_Work required_
From the listing below, return each line that includes "locaux".

====

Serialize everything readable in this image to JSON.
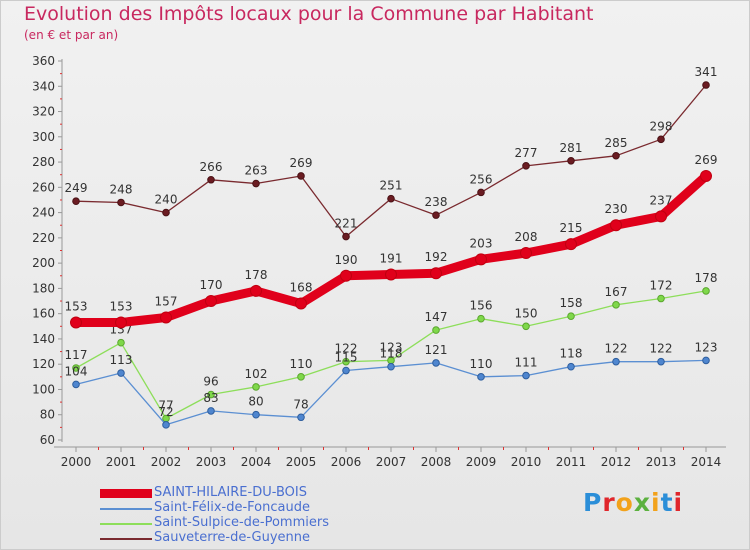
{
  "title": "Evolution des Impôts locaux pour la Commune par Habitant",
  "subtitle": "(en € et par an)",
  "logo": {
    "letters": [
      "P",
      "r",
      "o",
      "x",
      "i",
      "t",
      "i"
    ],
    "colors": [
      "#2b8ed8",
      "#e0262b",
      "#f2a21b",
      "#5cb13f",
      "#f2a21b",
      "#2b8ed8",
      "#e0262b"
    ]
  },
  "chart_data": {
    "type": "line",
    "title": "Evolution des Impôts locaux pour la Commune par Habitant",
    "subtitle": "(en € et par an)",
    "xlabel": "",
    "ylabel": "",
    "x": [
      2000,
      2001,
      2002,
      2003,
      2004,
      2005,
      2006,
      2007,
      2008,
      2009,
      2010,
      2011,
      2012,
      2013,
      2014
    ],
    "ylim": [
      60,
      360
    ],
    "yticks": [
      60,
      80,
      100,
      120,
      140,
      160,
      180,
      200,
      220,
      240,
      260,
      280,
      300,
      320,
      340,
      360
    ],
    "grid": false,
    "legend": "bottom-left",
    "series": [
      {
        "name": "Sauveterre-de-Guyenne",
        "color": "#7a2a2f",
        "values": [
          249,
          248,
          240,
          266,
          263,
          269,
          221,
          251,
          238,
          256,
          277,
          281,
          285,
          298,
          341
        ]
      },
      {
        "name": "Saint-Sulpice-de-Pommiers",
        "color": "#8dde5a",
        "values": [
          117,
          137,
          77,
          96,
          102,
          110,
          122,
          123,
          147,
          156,
          150,
          158,
          167,
          172,
          178
        ]
      },
      {
        "name": "Saint-Félix-de-Foncaude",
        "color": "#5b8fd2",
        "values": [
          104,
          113,
          72,
          83,
          80,
          78,
          115,
          118,
          121,
          110,
          111,
          118,
          122,
          122,
          123
        ]
      },
      {
        "name": "SAINT-HILAIRE-DU-BOIS",
        "color": "#e0001b",
        "values": [
          153,
          153,
          157,
          170,
          178,
          168,
          190,
          191,
          192,
          203,
          208,
          215,
          230,
          237,
          269
        ]
      }
    ]
  }
}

====

_Reply to the exercise_
  "title": "Evolution des Impôts locaux pour la Commune par Habitant",
    "title": "Evolution des Impôts locaux pour la Commune par Habitant",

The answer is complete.